** start The input **

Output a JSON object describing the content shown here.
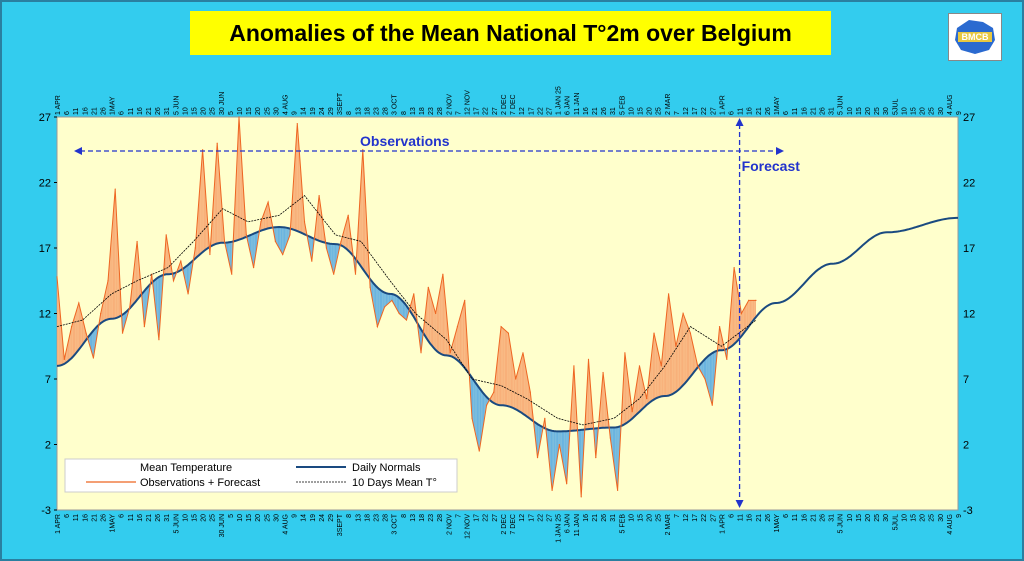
{
  "title": "Anomalies of the Mean National T°2m over Belgium",
  "logo_text": "BMCB",
  "colors": {
    "background": "#33ccee",
    "plot_area": "#ffffcc",
    "observations": "#ee6622",
    "positive_fill": "#f8b07a",
    "negative_fill": "#6ab4e0",
    "normals": "#1a4a80",
    "title_box": "#ffff00",
    "annotation": "#2233cc"
  },
  "chart_data": {
    "type": "line",
    "title": "Anomalies of the Mean National T°2m over Belgium",
    "x_range": [
      "2024-04-01",
      "2025-08-09"
    ],
    "ylim": [
      -3,
      27
    ],
    "yticks": [
      -3,
      2,
      7,
      12,
      17,
      22,
      27
    ],
    "grid": false,
    "legend_placement": "bottom-left",
    "legend": [
      "Mean Temperature",
      "Observations + Forecast",
      "Daily Normals",
      "10 Days Mean T°"
    ],
    "annotations": {
      "observations_label": "Observations",
      "forecast_label": "Forecast",
      "forecast_start": "2025-04-11"
    },
    "normals": {
      "name": "Daily Normals",
      "x": [
        "2024-04-01",
        "2024-05-01",
        "2024-06-01",
        "2024-07-01",
        "2024-08-01",
        "2024-09-01",
        "2024-10-01",
        "2024-11-01",
        "2024-12-01",
        "2025-01-01",
        "2025-02-01",
        "2025-03-01",
        "2025-04-01",
        "2025-05-01",
        "2025-06-01",
        "2025-07-01",
        "2025-08-09"
      ],
      "y": [
        8.0,
        11.6,
        15.0,
        17.4,
        18.6,
        17.3,
        13.5,
        8.8,
        5.0,
        3.0,
        3.3,
        5.7,
        9.2,
        12.8,
        15.8,
        18.2,
        19.3
      ]
    },
    "observations": {
      "name": "Observations + Forecast",
      "x": [
        "2024-04-01",
        "2024-04-05",
        "2024-04-09",
        "2024-04-13",
        "2024-04-17",
        "2024-04-21",
        "2024-04-25",
        "2024-04-29",
        "2024-05-03",
        "2024-05-07",
        "2024-05-11",
        "2024-05-15",
        "2024-05-19",
        "2024-05-23",
        "2024-05-27",
        "2024-05-31",
        "2024-06-04",
        "2024-06-08",
        "2024-06-12",
        "2024-06-16",
        "2024-06-20",
        "2024-06-24",
        "2024-06-28",
        "2024-07-02",
        "2024-07-06",
        "2024-07-10",
        "2024-07-14",
        "2024-07-18",
        "2024-07-22",
        "2024-07-26",
        "2024-07-30",
        "2024-08-03",
        "2024-08-07",
        "2024-08-11",
        "2024-08-15",
        "2024-08-19",
        "2024-08-23",
        "2024-08-27",
        "2024-08-31",
        "2024-09-04",
        "2024-09-08",
        "2024-09-12",
        "2024-09-16",
        "2024-09-20",
        "2024-09-24",
        "2024-09-28",
        "2024-10-02",
        "2024-10-06",
        "2024-10-10",
        "2024-10-14",
        "2024-10-18",
        "2024-10-22",
        "2024-10-26",
        "2024-10-30",
        "2024-11-03",
        "2024-11-07",
        "2024-11-11",
        "2024-11-15",
        "2024-11-19",
        "2024-11-23",
        "2024-11-27",
        "2024-12-01",
        "2024-12-05",
        "2024-12-09",
        "2024-12-13",
        "2024-12-17",
        "2024-12-21",
        "2024-12-25",
        "2024-12-29",
        "2025-01-02",
        "2025-01-06",
        "2025-01-10",
        "2025-01-14",
        "2025-01-18",
        "2025-01-22",
        "2025-01-26",
        "2025-01-30",
        "2025-02-03",
        "2025-02-07",
        "2025-02-11",
        "2025-02-15",
        "2025-02-19",
        "2025-02-23",
        "2025-02-27",
        "2025-03-03",
        "2025-03-07",
        "2025-03-11",
        "2025-03-15",
        "2025-03-19",
        "2025-03-23",
        "2025-03-27",
        "2025-03-31",
        "2025-04-04",
        "2025-04-08",
        "2025-04-12",
        "2025-04-16",
        "2025-04-20"
      ],
      "y": [
        14.8,
        8.5,
        11.0,
        12.8,
        10.5,
        8.6,
        12.0,
        14.5,
        21.5,
        10.5,
        12.5,
        17.5,
        11.0,
        15.0,
        10.0,
        18.0,
        14.5,
        16.0,
        13.5,
        17.0,
        24.5,
        16.5,
        25.0,
        17.5,
        15.0,
        27.0,
        18.0,
        15.5,
        19.0,
        20.5,
        17.5,
        16.5,
        18.0,
        26.5,
        19.0,
        16.0,
        21.0,
        17.0,
        15.0,
        17.5,
        19.5,
        15.0,
        24.5,
        14.0,
        11.0,
        12.5,
        13.0,
        12.0,
        11.5,
        13.5,
        9.0,
        14.0,
        12.0,
        15.0,
        9.0,
        11.0,
        13.0,
        4.0,
        1.5,
        5.0,
        6.0,
        11.0,
        10.5,
        7.0,
        9.0,
        6.0,
        1.0,
        4.0,
        -1.5,
        2.0,
        -1.0,
        8.0,
        -2.0,
        8.5,
        1.0,
        7.5,
        2.5,
        -1.5,
        9.0,
        4.5,
        8.0,
        5.5,
        10.5,
        8.0,
        13.5,
        9.5,
        12.0,
        10.5,
        8.0,
        7.0,
        5.0,
        11.0,
        8.5,
        15.5,
        12.0,
        13.0,
        13.0
      ]
    },
    "ten_day_mean": {
      "name": "10 Days Mean T°",
      "x": [
        "2024-04-01",
        "2024-04-15",
        "2024-05-01",
        "2024-05-15",
        "2024-06-01",
        "2024-06-15",
        "2024-07-01",
        "2024-07-15",
        "2024-08-01",
        "2024-08-15",
        "2024-09-01",
        "2024-09-15",
        "2024-10-01",
        "2024-10-15",
        "2024-11-01",
        "2024-11-15",
        "2024-12-01",
        "2024-12-15",
        "2025-01-01",
        "2025-01-15",
        "2025-02-01",
        "2025-02-15",
        "2025-03-01",
        "2025-03-15",
        "2025-04-01",
        "2025-04-20"
      ],
      "y": [
        11.0,
        11.5,
        13.5,
        14.5,
        15.5,
        17.5,
        20.0,
        19.0,
        19.5,
        21.0,
        18.0,
        17.5,
        14.5,
        12.0,
        10.0,
        7.0,
        6.5,
        5.5,
        4.0,
        3.5,
        4.0,
        5.5,
        8.0,
        11.0,
        9.5,
        11.5
      ]
    },
    "x_tick_labels": {
      "top": [
        "1 APR",
        "6",
        "11",
        "16",
        "21",
        "26",
        "1MAY",
        "6",
        "11",
        "16",
        "21",
        "26",
        "31",
        "5 JUN",
        "10",
        "15",
        "20",
        "25",
        "30 JUN",
        "5",
        "10",
        "15",
        "20",
        "25",
        "30",
        "4 AUG",
        "9",
        "14",
        "19",
        "24",
        "29",
        "3SEPT",
        "8",
        "13",
        "18",
        "23",
        "28",
        "3 OCT",
        "8",
        "13",
        "18",
        "23",
        "28",
        "2 NOV",
        "7",
        "12 NOV",
        "17",
        "22",
        "27",
        "2 DEC",
        "7 DEC",
        "12",
        "17",
        "22",
        "27",
        "1 JAN 25",
        "6 JAN",
        "11 JAN",
        "16",
        "21",
        "26",
        "31",
        "5 FEB",
        "10",
        "15",
        "20",
        "25",
        "2 MAR",
        "7",
        "12",
        "17",
        "22",
        "27",
        "1 APR",
        "6",
        "11",
        "16",
        "21",
        "26",
        "1MAY",
        "6",
        "11",
        "16",
        "21",
        "26",
        "31",
        "5 JUN",
        "10",
        "15",
        "20",
        "25",
        "30",
        "5JUL",
        "10",
        "15",
        "20",
        "25",
        "30",
        "4 AUG",
        "9"
      ],
      "bottom": [
        "1 APR",
        "6",
        "11",
        "16",
        "21",
        "26",
        "1MAY",
        "6",
        "11",
        "16",
        "21",
        "26",
        "31",
        "5 JUN",
        "10",
        "15",
        "20",
        "25",
        "30 JUN",
        "5",
        "10",
        "15",
        "20",
        "25",
        "30",
        "4 AUG",
        "9",
        "14",
        "19",
        "24",
        "29",
        "3SEPT",
        "8",
        "13",
        "18",
        "23",
        "28",
        "3 OCT",
        "8",
        "13",
        "18",
        "23",
        "28",
        "2 NOV",
        "7",
        "12 NOV",
        "17",
        "22",
        "27",
        "2 DEC",
        "7 DEC",
        "12",
        "17",
        "22",
        "27",
        "1 JAN 25",
        "6 JAN",
        "11 JAN",
        "16",
        "21",
        "26",
        "31",
        "5 FEB",
        "10",
        "15",
        "20",
        "25",
        "2 MAR",
        "7",
        "12",
        "17",
        "22",
        "27",
        "1 APR",
        "6",
        "11",
        "16",
        "21",
        "26",
        "1MAY",
        "6",
        "11",
        "16",
        "21",
        "26",
        "31",
        "5 JUN",
        "10",
        "15",
        "20",
        "25",
        "30",
        "5JUL",
        "10",
        "15",
        "20",
        "25",
        "30",
        "4 AUG",
        "9"
      ]
    }
  }
}
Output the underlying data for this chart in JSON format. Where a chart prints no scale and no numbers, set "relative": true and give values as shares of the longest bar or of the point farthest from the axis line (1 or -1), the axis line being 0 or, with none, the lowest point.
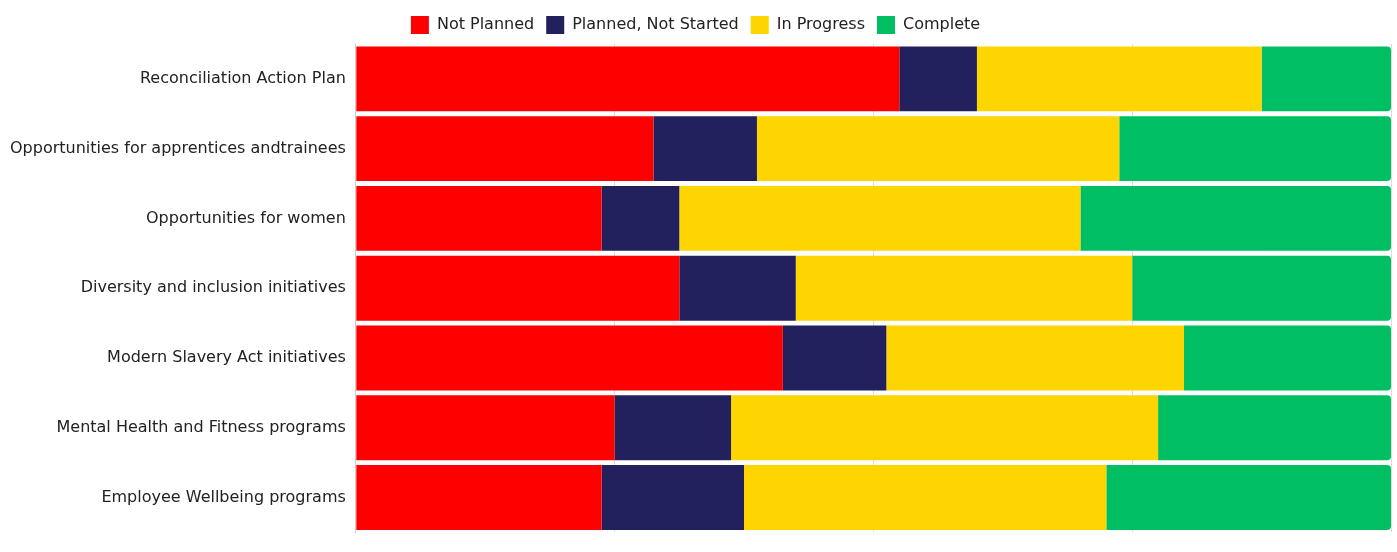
{
  "chart_data": {
    "type": "bar",
    "orientation": "horizontal",
    "stacked": true,
    "relative": true,
    "grid": "x",
    "legend": "top",
    "categories": [
      "Reconciliation Action Plan",
      "Opportunities for apprentices andtrainees",
      "Opportunities for women",
      "Diversity and inclusion initiatives",
      "Modern Slavery Act initiatives",
      "Mental Health and Fitness programs",
      "Employee Wellbeing programs"
    ],
    "series": [
      {
        "name": "Not Planned",
        "color": "#ff0000",
        "values": [
          0.525,
          0.2875,
          0.2375,
          0.3125,
          0.4125,
          0.25,
          0.2375
        ]
      },
      {
        "name": "Planned, Not Started",
        "color": "#22215e",
        "values": [
          0.075,
          0.1,
          0.075,
          0.1125,
          0.1,
          0.1125,
          0.1375
        ]
      },
      {
        "name": "In Progress",
        "color": "#ffd500",
        "values": [
          0.275,
          0.35,
          0.3875,
          0.325,
          0.2875,
          0.4125,
          0.35
        ]
      },
      {
        "name": "Complete",
        "color": "#00bf63",
        "values": [
          0.125,
          0.2625,
          0.3,
          0.25,
          0.2,
          0.225,
          0.275
        ]
      }
    ]
  }
}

** end The input **

Repeat only the lines from the line with "Output the underlying" to the end of the entries, including both the first and the last line, and drop every picture.

Output the underlying data for this chart in JSON format. Where a chart prints no scale and no numbers, set "relative": true and give values as shares of the longest bar or of the point farthest from the axis line (1 or -1), the axis line being 0 or, with none, the lowest point.
{
  "chart_data": {
    "type": "bar",
    "orientation": "horizontal",
    "stacked": true,
    "relative": true,
    "grid": "x",
    "legend": "top",
    "categories": [
      "Reconciliation Action Plan",
      "Opportunities for apprentices andtrainees",
      "Opportunities for women",
      "Diversity and inclusion initiatives",
      "Modern Slavery Act initiatives",
      "Mental Health and Fitness programs",
      "Employee Wellbeing programs"
    ],
    "series": [
      {
        "name": "Not Planned",
        "color": "#ff0000",
        "values": [
          0.525,
          0.2875,
          0.2375,
          0.3125,
          0.4125,
          0.25,
          0.2375
        ]
      },
      {
        "name": "Planned, Not Started",
        "color": "#22215e",
        "values": [
          0.075,
          0.1,
          0.075,
          0.1125,
          0.1,
          0.1125,
          0.1375
        ]
      },
      {
        "name": "In Progress",
        "color": "#ffd500",
        "values": [
          0.275,
          0.35,
          0.3875,
          0.325,
          0.2875,
          0.4125,
          0.35
        ]
      },
      {
        "name": "Complete",
        "color": "#00bf63",
        "values": [
          0.125,
          0.2625,
          0.3,
          0.25,
          0.2,
          0.225,
          0.275
        ]
      }
    ]
  }
}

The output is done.